# start of Data to use

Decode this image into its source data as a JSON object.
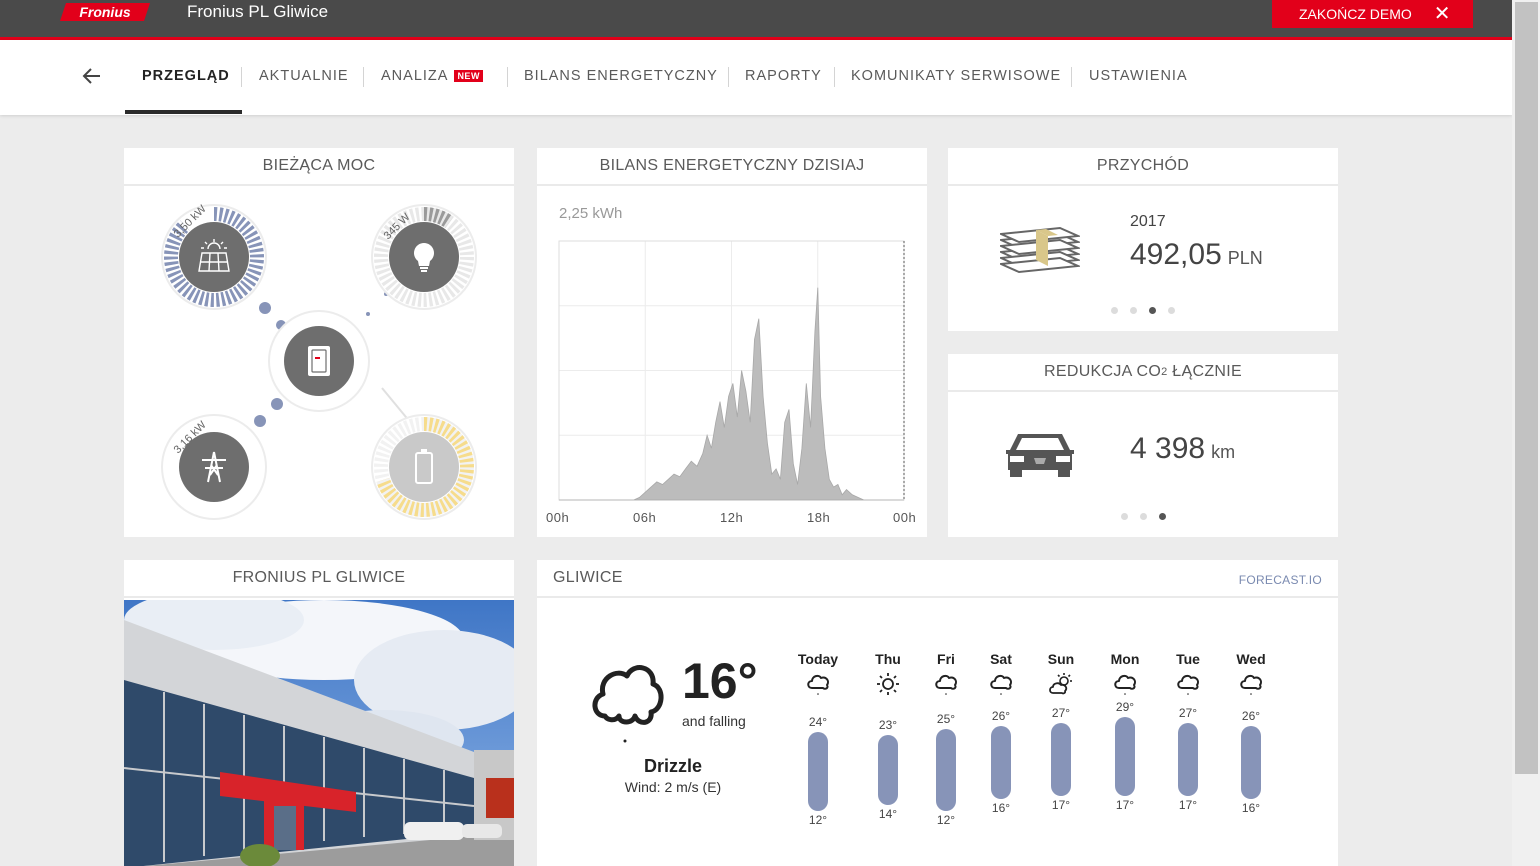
{
  "header": {
    "logo_text": "Fronius",
    "site_title": "Fronius PL Gliwice",
    "end_demo_label": "ZAKOŃCZ DEMO",
    "brand_color": "#e2001a"
  },
  "nav": {
    "tabs": [
      {
        "label": "PRZEGLĄD",
        "active": true
      },
      {
        "label": "AKTUALNIE"
      },
      {
        "label": "ANALIZA",
        "badge": "NEW"
      },
      {
        "label": "BILANS ENERGETYCZNY"
      },
      {
        "label": "RAPORTY"
      },
      {
        "label": "KOMUNIKATY SERWISOWE"
      },
      {
        "label": "USTAWIENIA"
      }
    ]
  },
  "current_power": {
    "title": "BIEŻĄCA MOC",
    "pv": {
      "value": "3,50 kW",
      "icon": "solar-panel-icon",
      "ring_fill": 0.88,
      "ring_color": "#8794b8"
    },
    "load": {
      "value": "345 W",
      "icon": "lightbulb-icon",
      "ring_fill": 0.1,
      "ring_color": "#9a9a9a"
    },
    "grid": {
      "value": "3,16 kW",
      "icon": "power-pylon-icon"
    },
    "battery": {
      "icon": "battery-icon",
      "ring_fill": 0.7,
      "ring_color": "#f6dc8c"
    },
    "inverter": {
      "icon": "inverter-icon"
    }
  },
  "energy_balance": {
    "title": "BILANS ENERGETYCZNY DZISIAJ",
    "total_label": "2,25 kWh",
    "chart_data": {
      "type": "area",
      "xlabel": "",
      "ylabel": "",
      "x_ticks": [
        "00h",
        "06h",
        "12h",
        "18h",
        "00h"
      ],
      "xlim": [
        0,
        24
      ],
      "x": [
        0,
        5.2,
        5.6,
        6.0,
        6.4,
        6.8,
        7.2,
        7.6,
        8.0,
        8.4,
        8.8,
        9.2,
        9.6,
        10.0,
        10.3,
        10.6,
        10.9,
        11.2,
        11.5,
        11.8,
        12.1,
        12.4,
        12.7,
        13.0,
        13.3,
        13.6,
        13.9,
        14.2,
        14.5,
        14.8,
        15.1,
        15.4,
        15.7,
        16.0,
        16.3,
        16.6,
        16.9,
        17.2,
        17.5,
        17.8,
        18.0,
        18.2,
        18.5,
        18.8,
        19.1,
        19.4,
        19.7,
        20.0,
        20.4,
        20.8,
        21.2,
        24
      ],
      "values": [
        0,
        0,
        0.01,
        0.03,
        0.05,
        0.07,
        0.06,
        0.08,
        0.1,
        0.09,
        0.12,
        0.15,
        0.13,
        0.18,
        0.25,
        0.2,
        0.3,
        0.38,
        0.28,
        0.4,
        0.45,
        0.32,
        0.5,
        0.42,
        0.3,
        0.62,
        0.7,
        0.4,
        0.22,
        0.1,
        0.12,
        0.08,
        0.3,
        0.35,
        0.14,
        0.06,
        0.2,
        0.45,
        0.28,
        0.65,
        0.82,
        0.4,
        0.2,
        0.08,
        0.05,
        0.06,
        0.02,
        0.04,
        0.02,
        0.01,
        0,
        0
      ],
      "ylim": [
        0,
        1
      ],
      "fill_color": "#bcbcbc",
      "grid": true
    }
  },
  "revenue": {
    "title": "PRZYCHÓD",
    "icon": "money-stack-icon",
    "year": "2017",
    "value": "492,05",
    "unit": "PLN",
    "active_page": 3,
    "page_count": 4
  },
  "co2": {
    "title_prefix": "REDUKCJA CO",
    "title_sub": "2",
    "title_suffix": " ŁĄCZNIE",
    "icon": "car-icon",
    "value": "4 398",
    "unit": "km",
    "active_page": 3,
    "page_count": 3
  },
  "site_photo": {
    "title": "FRONIUS PL GLIWICE"
  },
  "weather": {
    "location": "GLIWICE",
    "source": "FORECAST.IO",
    "current": {
      "icon": "cloud-icon",
      "temperature": "16°",
      "trend": "and falling",
      "summary": "Drizzle",
      "wind": "Wind: 2 m/s (E)"
    },
    "days": [
      {
        "name": "Today",
        "icon": "cloud-icon",
        "max": "24°",
        "min": "12°"
      },
      {
        "name": "Thu",
        "icon": "sun-icon",
        "max": "23°",
        "min": "14°"
      },
      {
        "name": "Fri",
        "icon": "cloud-icon",
        "max": "25°",
        "min": "12°"
      },
      {
        "name": "Sat",
        "icon": "cloud-icon",
        "max": "26°",
        "min": "16°"
      },
      {
        "name": "Sun",
        "icon": "partly-cloudy-icon",
        "max": "27°",
        "min": "17°"
      },
      {
        "name": "Mon",
        "icon": "cloud-icon",
        "max": "29°",
        "min": "17°"
      },
      {
        "name": "Tue",
        "icon": "cloud-icon",
        "max": "27°",
        "min": "17°"
      },
      {
        "name": "Wed",
        "icon": "cloud-icon",
        "max": "26°",
        "min": "16°"
      }
    ],
    "bar_color": "#8794b8"
  }
}
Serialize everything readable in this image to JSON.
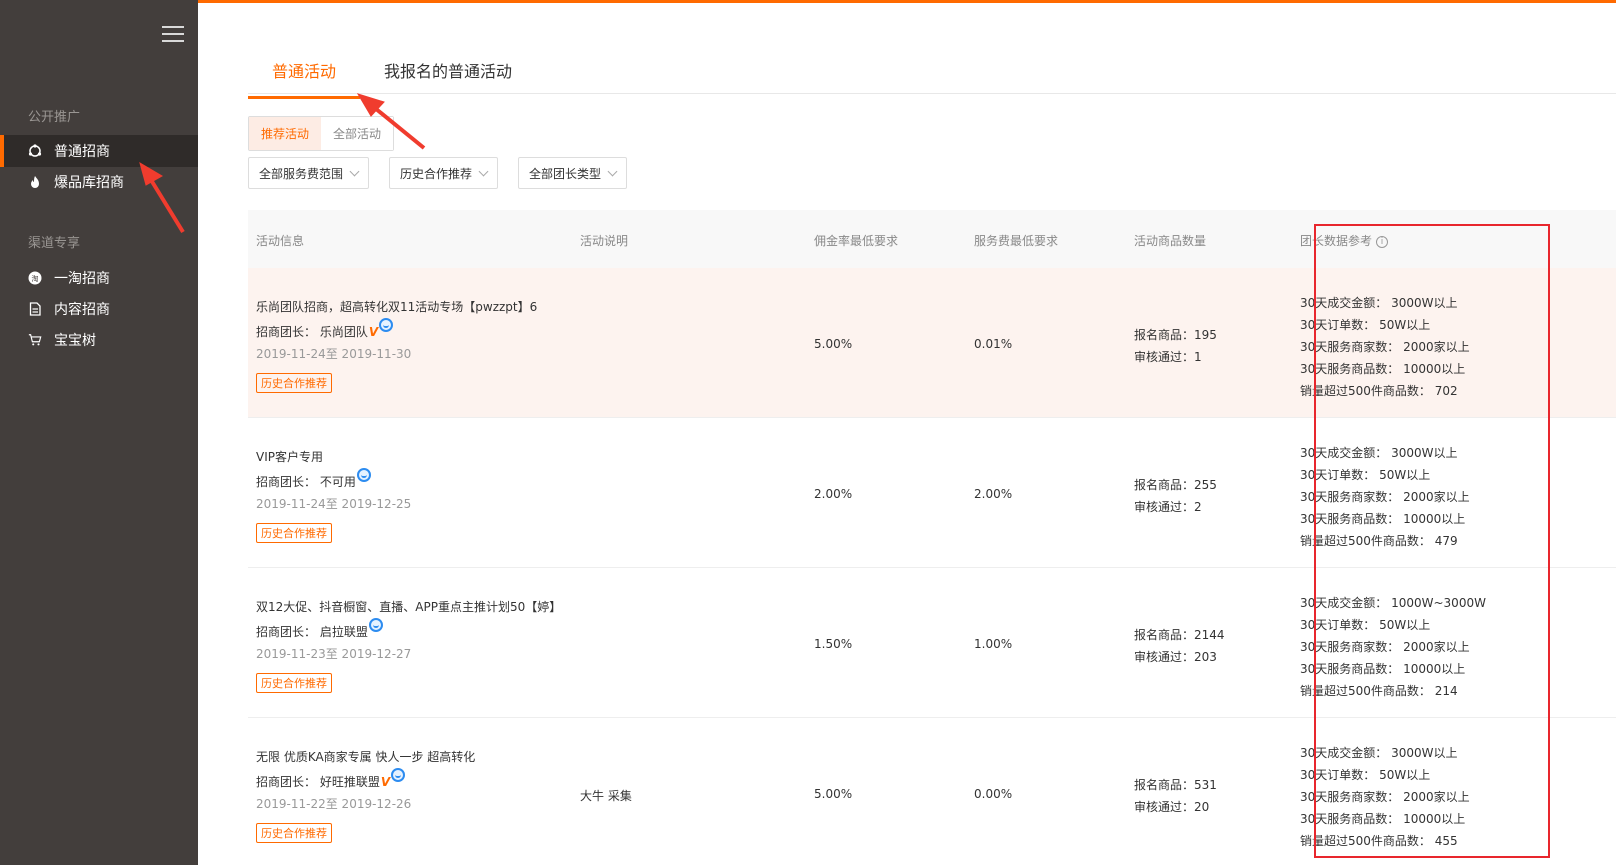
{
  "sidebar": {
    "sections": [
      {
        "title": "公开推广",
        "items": [
          {
            "label": "普通招商",
            "icon": "group-icon",
            "active": true
          },
          {
            "label": "爆品库招商",
            "icon": "fire-icon",
            "active": false
          }
        ]
      },
      {
        "title": "渠道专享",
        "items": [
          {
            "label": "一淘招商",
            "icon": "taobao-icon",
            "active": false
          },
          {
            "label": "内容招商",
            "icon": "document-icon",
            "active": false
          },
          {
            "label": "宝宝树",
            "icon": "cart-icon",
            "active": false
          }
        ]
      }
    ]
  },
  "tabs": [
    {
      "label": "普通活动",
      "active": true
    },
    {
      "label": "我报名的普通活动",
      "active": false
    }
  ],
  "segments": [
    {
      "label": "推荐活动",
      "active": true
    },
    {
      "label": "全部活动",
      "active": false
    }
  ],
  "filters": [
    "全部服务费范围",
    "历史合作推荐",
    "全部团长类型"
  ],
  "table": {
    "headers": {
      "info": "活动信息",
      "desc": "活动说明",
      "commission": "佣金率最低要求",
      "fee": "服务费最低要求",
      "goods": "活动商品数量",
      "stats": "团长数据参考"
    },
    "rows": [
      {
        "title": "乐尚团队招商，超高转化双11活动专场【pwzzpt】6",
        "leader": "招商团长： 乐尚团队",
        "has_v": true,
        "date": "2019-11-24至 2019-11-30",
        "badge": "历史合作推荐",
        "desc": "",
        "commission": "5.00%",
        "fee": "0.01%",
        "registered": "报名商品：195",
        "approved": "审核通过：1",
        "stats": [
          "30天成交金额： 3000W以上",
          "30天订单数： 50W以上",
          "30天服务商家数： 2000家以上",
          "30天服务商品数： 10000以上",
          "销量超过500件商品数： 702"
        ]
      },
      {
        "title": "VIP客户专用",
        "leader": "招商团长： 不可用",
        "has_v": false,
        "date": "2019-11-24至 2019-12-25",
        "badge": "历史合作推荐",
        "desc": "",
        "commission": "2.00%",
        "fee": "2.00%",
        "registered": "报名商品：255",
        "approved": "审核通过：2",
        "stats": [
          "30天成交金额： 3000W以上",
          "30天订单数： 50W以上",
          "30天服务商家数： 2000家以上",
          "30天服务商品数： 10000以上",
          "销量超过500件商品数： 479"
        ]
      },
      {
        "title": "双12大促、抖音橱窗、直播、APP重点主推计划50【婷】",
        "leader": "招商团长： 启拉联盟",
        "has_v": false,
        "date": "2019-11-23至 2019-12-27",
        "badge": "历史合作推荐",
        "desc": "",
        "commission": "1.50%",
        "fee": "1.00%",
        "registered": "报名商品：2144",
        "approved": "审核通过：203",
        "stats": [
          "30天成交金额： 1000W~3000W",
          "30天订单数： 50W以上",
          "30天服务商家数： 2000家以上",
          "30天服务商品数： 10000以上",
          "销量超过500件商品数： 214"
        ]
      },
      {
        "title": "无限 优质KA商家专属 快人一步 超高转化",
        "leader": "招商团长： 好旺推联盟",
        "has_v": true,
        "date": "2019-11-22至 2019-12-26",
        "badge": "历史合作推荐",
        "desc": "大牛 采集",
        "commission": "5.00%",
        "fee": "0.00%",
        "registered": "报名商品：531",
        "approved": "审核通过：20",
        "stats": [
          "30天成交金额： 3000W以上",
          "30天订单数： 50W以上",
          "30天服务商家数： 2000家以上",
          "30天服务商品数： 10000以上",
          "销量超过500件商品数： 455"
        ]
      }
    ]
  },
  "colors": {
    "accent": "#ff6a00",
    "sidebar_bg": "#433e3c",
    "highlight_box": "#e8262d",
    "arrow": "#f03c2e"
  }
}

# end of Data to use

→ **What is expected**: Read the entries and show each line that mentions "JSON".

→ **Solution to the exercise**:
Decode this image into its source data as a JSON object.
Serialize everything readable in this image to JSON.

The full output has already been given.